▶ _To do_: Each entry below should be returned exactly as is, with the pictures removed.

▶ _Supplied records_:
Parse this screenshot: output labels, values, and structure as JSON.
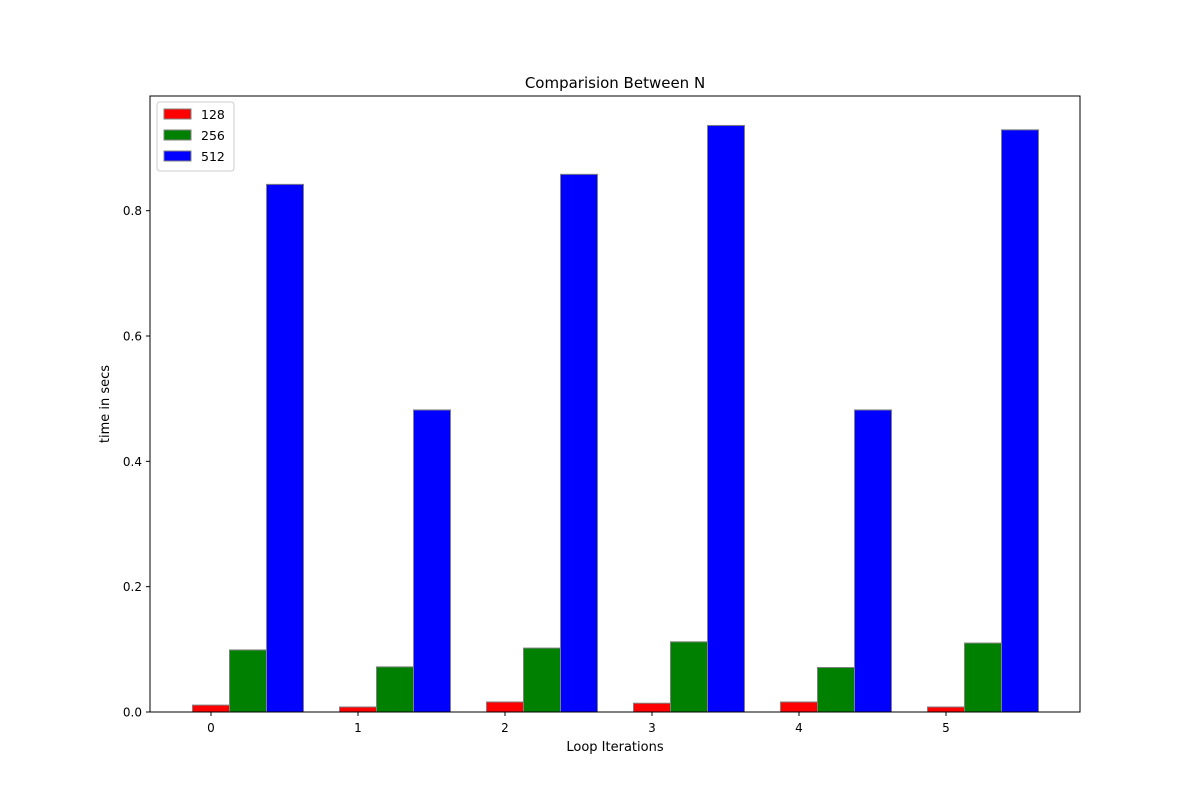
{
  "chart_data": {
    "type": "bar",
    "title": "Comparision Between N",
    "xlabel": "Loop Iterations",
    "ylabel": "time in secs",
    "categories": [
      "0",
      "1",
      "2",
      "3",
      "4",
      "5"
    ],
    "series": [
      {
        "name": "128",
        "color": "#ff0000",
        "values": [
          0.011,
          0.008,
          0.016,
          0.014,
          0.016,
          0.008
        ]
      },
      {
        "name": "256",
        "color": "#008000",
        "values": [
          0.099,
          0.072,
          0.102,
          0.112,
          0.071,
          0.11
        ]
      },
      {
        "name": "512",
        "color": "#0000ff",
        "values": [
          0.842,
          0.482,
          0.858,
          0.936,
          0.482,
          0.929
        ]
      }
    ],
    "ylim": [
      0,
      0.983
    ],
    "yticks": [
      "0.0",
      "0.2",
      "0.4",
      "0.6",
      "0.8"
    ],
    "ytick_values": [
      0,
      0.2,
      0.4,
      0.6,
      0.8
    ],
    "grid": false,
    "legend_position": "top-left",
    "bar_edge_color": "#808080"
  }
}
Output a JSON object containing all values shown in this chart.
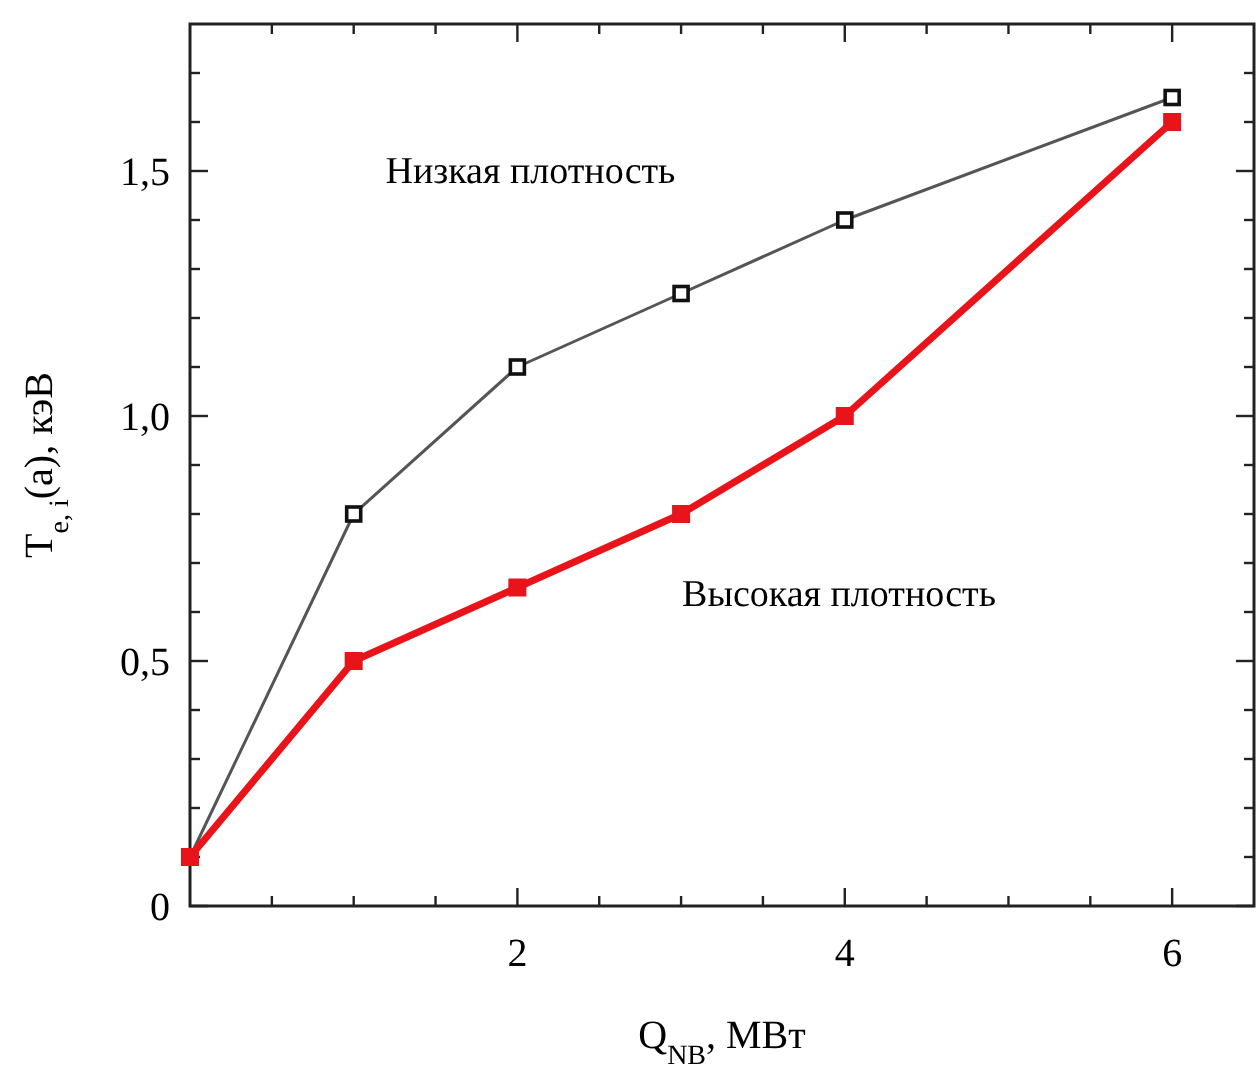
{
  "chart_data": {
    "type": "line",
    "xlabel": "Q$_{NB}$, МВт",
    "ylabel": "T$_{e, i}$(a), кэВ",
    "x": [
      0,
      1,
      2,
      3,
      4,
      6
    ],
    "series": [
      {
        "name": "Низкая плотность",
        "color": "#555555",
        "values": [
          0.1,
          0.8,
          1.1,
          1.25,
          1.4,
          1.65
        ]
      },
      {
        "name": "Высокая плотность",
        "color": "#e8141a",
        "values": [
          0.1,
          0.5,
          0.65,
          0.8,
          1.0,
          1.6
        ]
      }
    ],
    "xlim": [
      0,
      6.5
    ],
    "xticks": [
      {
        "value": 0.5,
        "label": null
      },
      {
        "value": 1,
        "label": null
      },
      {
        "value": 1.5,
        "label": null
      },
      2,
      {
        "value": 2.5,
        "label": null
      },
      {
        "value": 3,
        "label": null
      },
      {
        "value": 3.5,
        "label": null
      },
      4,
      {
        "value": 4.5,
        "label": null
      },
      {
        "value": 5,
        "label": null
      },
      {
        "value": 5.5,
        "label": null
      },
      6
    ],
    "ylim": [
      0,
      1.8
    ],
    "yticks": [
      0,
      {
        "value": 0.1,
        "label": null
      },
      {
        "value": 0.2,
        "label": null
      },
      {
        "value": 0.3,
        "label": null
      },
      {
        "value": 0.4,
        "label": null
      },
      {
        "value": 0.5,
        "label": "0,5"
      },
      {
        "value": 0.6,
        "label": null
      },
      {
        "value": 0.7,
        "label": null
      },
      {
        "value": 0.8,
        "label": null
      },
      {
        "value": 0.9,
        "label": null
      },
      {
        "value": 1.0,
        "label": "1,0"
      },
      {
        "value": 1.1,
        "label": null
      },
      {
        "value": 1.2,
        "label": null
      },
      {
        "value": 1.3,
        "label": null
      },
      {
        "value": 1.4,
        "label": null
      },
      {
        "value": 1.5,
        "label": "1,5"
      },
      {
        "value": 1.6,
        "label": null
      },
      {
        "value": 1.7,
        "label": null
      }
    ],
    "marker": "square",
    "line_style": "solid",
    "grid": false
  }
}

▶ _Answer to this task_:
Parse this screenshot: output labels, values, and structure as JSON.
{
  "chart_data": {
    "type": "bar",
    "title": "Comparision Between N",
    "xlabel": "Loop Iterations",
    "ylabel": "time in secs",
    "categories": [
      "0",
      "1",
      "2",
      "3",
      "4",
      "5"
    ],
    "series": [
      {
        "name": "128",
        "color": "#ff0000",
        "values": [
          0.011,
          0.008,
          0.016,
          0.014,
          0.016,
          0.008
        ]
      },
      {
        "name": "256",
        "color": "#008000",
        "values": [
          0.099,
          0.072,
          0.102,
          0.112,
          0.071,
          0.11
        ]
      },
      {
        "name": "512",
        "color": "#0000ff",
        "values": [
          0.842,
          0.482,
          0.858,
          0.936,
          0.482,
          0.929
        ]
      }
    ],
    "ylim": [
      0,
      0.983
    ],
    "yticks": [
      "0.0",
      "0.2",
      "0.4",
      "0.6",
      "0.8"
    ],
    "ytick_values": [
      0,
      0.2,
      0.4,
      0.6,
      0.8
    ],
    "grid": false,
    "legend_position": "top-left",
    "bar_edge_color": "#808080"
  }
}
Output a JSON object containing all values shown in this chart.
{
  "chart_data": {
    "type": "line",
    "xlabel": "Q$_{NB}$, МВт",
    "ylabel": "T$_{e, i}$(a), кэВ",
    "x": [
      0,
      1,
      2,
      3,
      4,
      6
    ],
    "series": [
      {
        "name": "Низкая плотность",
        "color": "#555555",
        "values": [
          0.1,
          0.8,
          1.1,
          1.25,
          1.4,
          1.65
        ]
      },
      {
        "name": "Высокая плотность",
        "color": "#e8141a",
        "values": [
          0.1,
          0.5,
          0.65,
          0.8,
          1.0,
          1.6
        ]
      }
    ],
    "xlim": [
      0,
      6.5
    ],
    "xticks": [
      {
        "value": 0.5,
        "label": null
      },
      {
        "value": 1,
        "label": null
      },
      {
        "value": 1.5,
        "label": null
      },
      2,
      {
        "value": 2.5,
        "label": null
      },
      {
        "value": 3,
        "label": null
      },
      {
        "value": 3.5,
        "label": null
      },
      4,
      {
        "value": 4.5,
        "label": null
      },
      {
        "value": 5,
        "label": null
      },
      {
        "value": 5.5,
        "label": null
      },
      6
    ],
    "ylim": [
      0,
      1.8
    ],
    "yticks": [
      0,
      {
        "value": 0.1,
        "label": null
      },
      {
        "value": 0.2,
        "label": null
      },
      {
        "value": 0.3,
        "label": null
      },
      {
        "value": 0.4,
        "label": null
      },
      {
        "value": 0.5,
        "label": "0,5"
      },
      {
        "value": 0.6,
        "label": null
      },
      {
        "value": 0.7,
        "label": null
      },
      {
        "value": 0.8,
        "label": null
      },
      {
        "value": 0.9,
        "label": null
      },
      {
        "value": 1.0,
        "label": "1,0"
      },
      {
        "value": 1.1,
        "label": null
      },
      {
        "value": 1.2,
        "label": null
      },
      {
        "value": 1.3,
        "label": null
      },
      {
        "value": 1.4,
        "label": null
      },
      {
        "value": 1.5,
        "label": "1,5"
      },
      {
        "value": 1.6,
        "label": null
      },
      {
        "value": 1.7,
        "label": null
      }
    ],
    "marker": "square",
    "line_style": "solid",
    "grid": false
  }
}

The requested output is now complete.